# [Job]
In your copy, leave out the pictures; write out all the data exactly.

□ □ □ □ □ □ □

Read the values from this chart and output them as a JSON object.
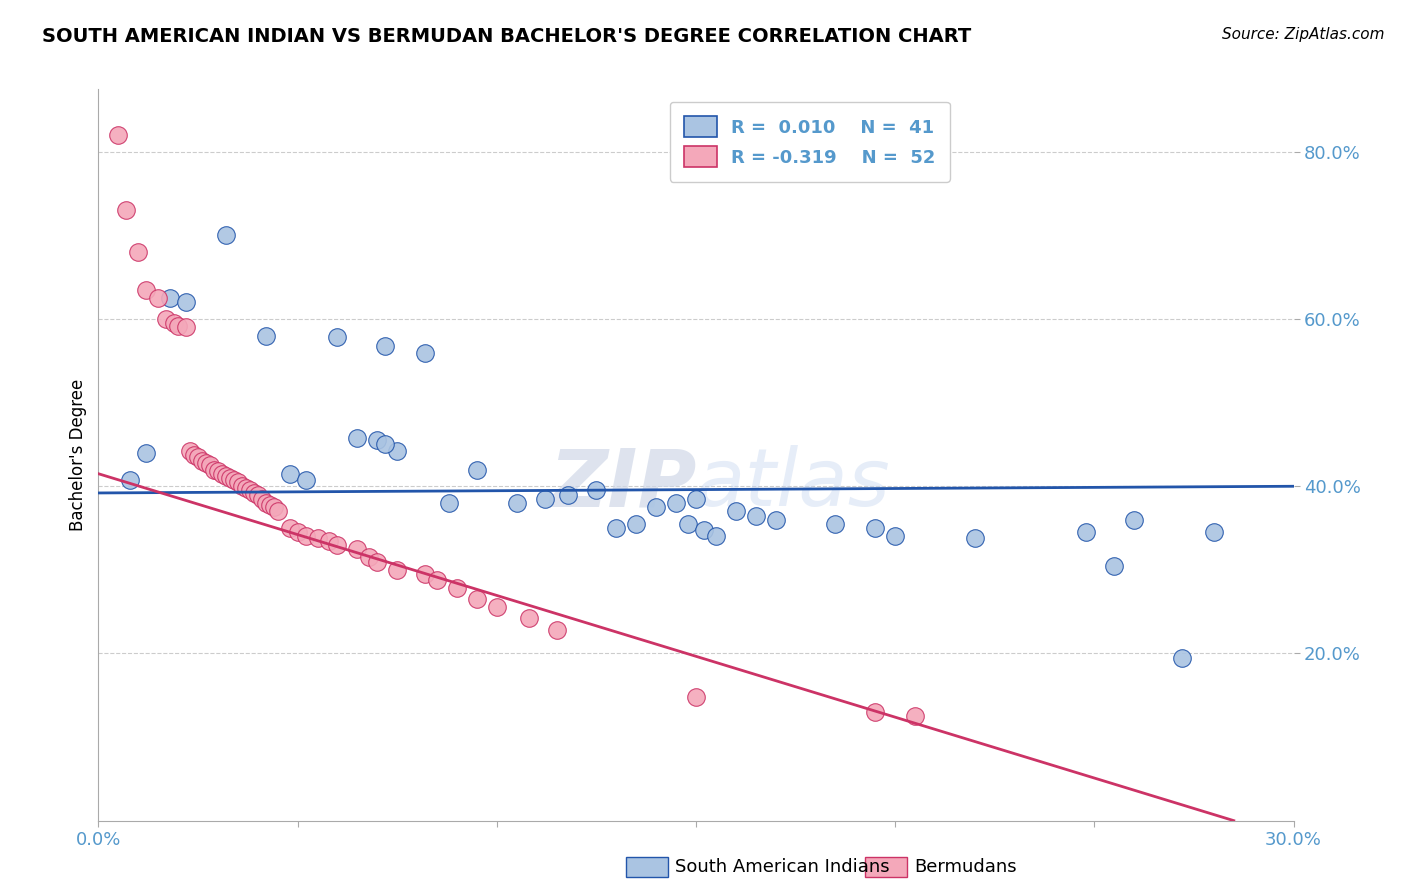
{
  "title": "SOUTH AMERICAN INDIAN VS BERMUDAN BACHELOR'S DEGREE CORRELATION CHART",
  "source": "Source: ZipAtlas.com",
  "ylabel": "Bachelor's Degree",
  "xlim": [
    0.0,
    0.3
  ],
  "ylim": [
    0.0,
    0.875
  ],
  "yticks": [
    0.2,
    0.4,
    0.6,
    0.8
  ],
  "ytick_labels": [
    "20.0%",
    "40.0%",
    "60.0%",
    "80.0%"
  ],
  "xticks": [
    0.0,
    0.05,
    0.1,
    0.15,
    0.2,
    0.25,
    0.3
  ],
  "xtick_labels": [
    "0.0%",
    "",
    "",
    "",
    "",
    "",
    "30.0%"
  ],
  "watermark_zip": "ZIP",
  "watermark_atlas": "atlas",
  "blue_color": "#aac4e2",
  "pink_color": "#f4a8ba",
  "trend_blue_color": "#2255aa",
  "trend_pink_color": "#cc3366",
  "label_color": "#5599cc",
  "blue_scatter_x": [
    0.008,
    0.032,
    0.018,
    0.042,
    0.022,
    0.06,
    0.072,
    0.075,
    0.082,
    0.088,
    0.095,
    0.012,
    0.048,
    0.052,
    0.105,
    0.112,
    0.118,
    0.125,
    0.13,
    0.135,
    0.065,
    0.07,
    0.072,
    0.14,
    0.145,
    0.15,
    0.16,
    0.165,
    0.17,
    0.185,
    0.195,
    0.2,
    0.148,
    0.152,
    0.155,
    0.22,
    0.248,
    0.255,
    0.26,
    0.272,
    0.28
  ],
  "blue_scatter_y": [
    0.408,
    0.7,
    0.625,
    0.58,
    0.62,
    0.578,
    0.568,
    0.442,
    0.56,
    0.38,
    0.42,
    0.44,
    0.415,
    0.408,
    0.38,
    0.385,
    0.39,
    0.395,
    0.35,
    0.355,
    0.458,
    0.455,
    0.45,
    0.375,
    0.38,
    0.385,
    0.37,
    0.365,
    0.36,
    0.355,
    0.35,
    0.34,
    0.355,
    0.348,
    0.34,
    0.338,
    0.345,
    0.305,
    0.36,
    0.195,
    0.345
  ],
  "pink_scatter_x": [
    0.005,
    0.007,
    0.01,
    0.012,
    0.015,
    0.017,
    0.019,
    0.02,
    0.022,
    0.023,
    0.024,
    0.025,
    0.026,
    0.027,
    0.028,
    0.029,
    0.03,
    0.031,
    0.032,
    0.033,
    0.034,
    0.035,
    0.036,
    0.037,
    0.038,
    0.039,
    0.04,
    0.041,
    0.042,
    0.043,
    0.044,
    0.045,
    0.048,
    0.05,
    0.052,
    0.055,
    0.058,
    0.06,
    0.065,
    0.068,
    0.07,
    0.075,
    0.082,
    0.085,
    0.09,
    0.095,
    0.1,
    0.108,
    0.115,
    0.15,
    0.195,
    0.205
  ],
  "pink_scatter_y": [
    0.82,
    0.73,
    0.68,
    0.635,
    0.625,
    0.6,
    0.595,
    0.592,
    0.59,
    0.442,
    0.438,
    0.435,
    0.43,
    0.428,
    0.425,
    0.42,
    0.418,
    0.415,
    0.412,
    0.41,
    0.408,
    0.405,
    0.4,
    0.398,
    0.395,
    0.392,
    0.39,
    0.385,
    0.38,
    0.378,
    0.375,
    0.37,
    0.35,
    0.345,
    0.34,
    0.338,
    0.335,
    0.33,
    0.325,
    0.315,
    0.31,
    0.3,
    0.295,
    0.288,
    0.278,
    0.265,
    0.255,
    0.242,
    0.228,
    0.148,
    0.13,
    0.125
  ],
  "blue_trend_x": [
    0.0,
    0.3
  ],
  "blue_trend_y": [
    0.392,
    0.4
  ],
  "pink_trend_x": [
    0.0,
    0.285
  ],
  "pink_trend_y": [
    0.415,
    0.0
  ],
  "background_color": "#ffffff",
  "grid_color": "#cccccc",
  "legend_bottom_labels": [
    "South American Indians",
    "Bermudans"
  ]
}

□ □ □ □ □ □ □

# [Exercise result]
Read the values from this chart and output them as a JSON object.
{
  "title": "SOUTH AMERICAN INDIAN VS BERMUDAN BACHELOR'S DEGREE CORRELATION CHART",
  "source": "Source: ZipAtlas.com",
  "ylabel": "Bachelor's Degree",
  "xlim": [
    0.0,
    0.3
  ],
  "ylim": [
    0.0,
    0.875
  ],
  "yticks": [
    0.2,
    0.4,
    0.6,
    0.8
  ],
  "ytick_labels": [
    "20.0%",
    "40.0%",
    "60.0%",
    "80.0%"
  ],
  "xticks": [
    0.0,
    0.05,
    0.1,
    0.15,
    0.2,
    0.25,
    0.3
  ],
  "xtick_labels": [
    "0.0%",
    "",
    "",
    "",
    "",
    "",
    "30.0%"
  ],
  "watermark_zip": "ZIP",
  "watermark_atlas": "atlas",
  "blue_color": "#aac4e2",
  "pink_color": "#f4a8ba",
  "trend_blue_color": "#2255aa",
  "trend_pink_color": "#cc3366",
  "label_color": "#5599cc",
  "blue_scatter_x": [
    0.008,
    0.032,
    0.018,
    0.042,
    0.022,
    0.06,
    0.072,
    0.075,
    0.082,
    0.088,
    0.095,
    0.012,
    0.048,
    0.052,
    0.105,
    0.112,
    0.118,
    0.125,
    0.13,
    0.135,
    0.065,
    0.07,
    0.072,
    0.14,
    0.145,
    0.15,
    0.16,
    0.165,
    0.17,
    0.185,
    0.195,
    0.2,
    0.148,
    0.152,
    0.155,
    0.22,
    0.248,
    0.255,
    0.26,
    0.272,
    0.28
  ],
  "blue_scatter_y": [
    0.408,
    0.7,
    0.625,
    0.58,
    0.62,
    0.578,
    0.568,
    0.442,
    0.56,
    0.38,
    0.42,
    0.44,
    0.415,
    0.408,
    0.38,
    0.385,
    0.39,
    0.395,
    0.35,
    0.355,
    0.458,
    0.455,
    0.45,
    0.375,
    0.38,
    0.385,
    0.37,
    0.365,
    0.36,
    0.355,
    0.35,
    0.34,
    0.355,
    0.348,
    0.34,
    0.338,
    0.345,
    0.305,
    0.36,
    0.195,
    0.345
  ],
  "pink_scatter_x": [
    0.005,
    0.007,
    0.01,
    0.012,
    0.015,
    0.017,
    0.019,
    0.02,
    0.022,
    0.023,
    0.024,
    0.025,
    0.026,
    0.027,
    0.028,
    0.029,
    0.03,
    0.031,
    0.032,
    0.033,
    0.034,
    0.035,
    0.036,
    0.037,
    0.038,
    0.039,
    0.04,
    0.041,
    0.042,
    0.043,
    0.044,
    0.045,
    0.048,
    0.05,
    0.052,
    0.055,
    0.058,
    0.06,
    0.065,
    0.068,
    0.07,
    0.075,
    0.082,
    0.085,
    0.09,
    0.095,
    0.1,
    0.108,
    0.115,
    0.15,
    0.195,
    0.205
  ],
  "pink_scatter_y": [
    0.82,
    0.73,
    0.68,
    0.635,
    0.625,
    0.6,
    0.595,
    0.592,
    0.59,
    0.442,
    0.438,
    0.435,
    0.43,
    0.428,
    0.425,
    0.42,
    0.418,
    0.415,
    0.412,
    0.41,
    0.408,
    0.405,
    0.4,
    0.398,
    0.395,
    0.392,
    0.39,
    0.385,
    0.38,
    0.378,
    0.375,
    0.37,
    0.35,
    0.345,
    0.34,
    0.338,
    0.335,
    0.33,
    0.325,
    0.315,
    0.31,
    0.3,
    0.295,
    0.288,
    0.278,
    0.265,
    0.255,
    0.242,
    0.228,
    0.148,
    0.13,
    0.125
  ],
  "blue_trend_x": [
    0.0,
    0.3
  ],
  "blue_trend_y": [
    0.392,
    0.4
  ],
  "pink_trend_x": [
    0.0,
    0.285
  ],
  "pink_trend_y": [
    0.415,
    0.0
  ],
  "background_color": "#ffffff",
  "grid_color": "#cccccc",
  "legend_bottom_labels": [
    "South American Indians",
    "Bermudans"
  ]
}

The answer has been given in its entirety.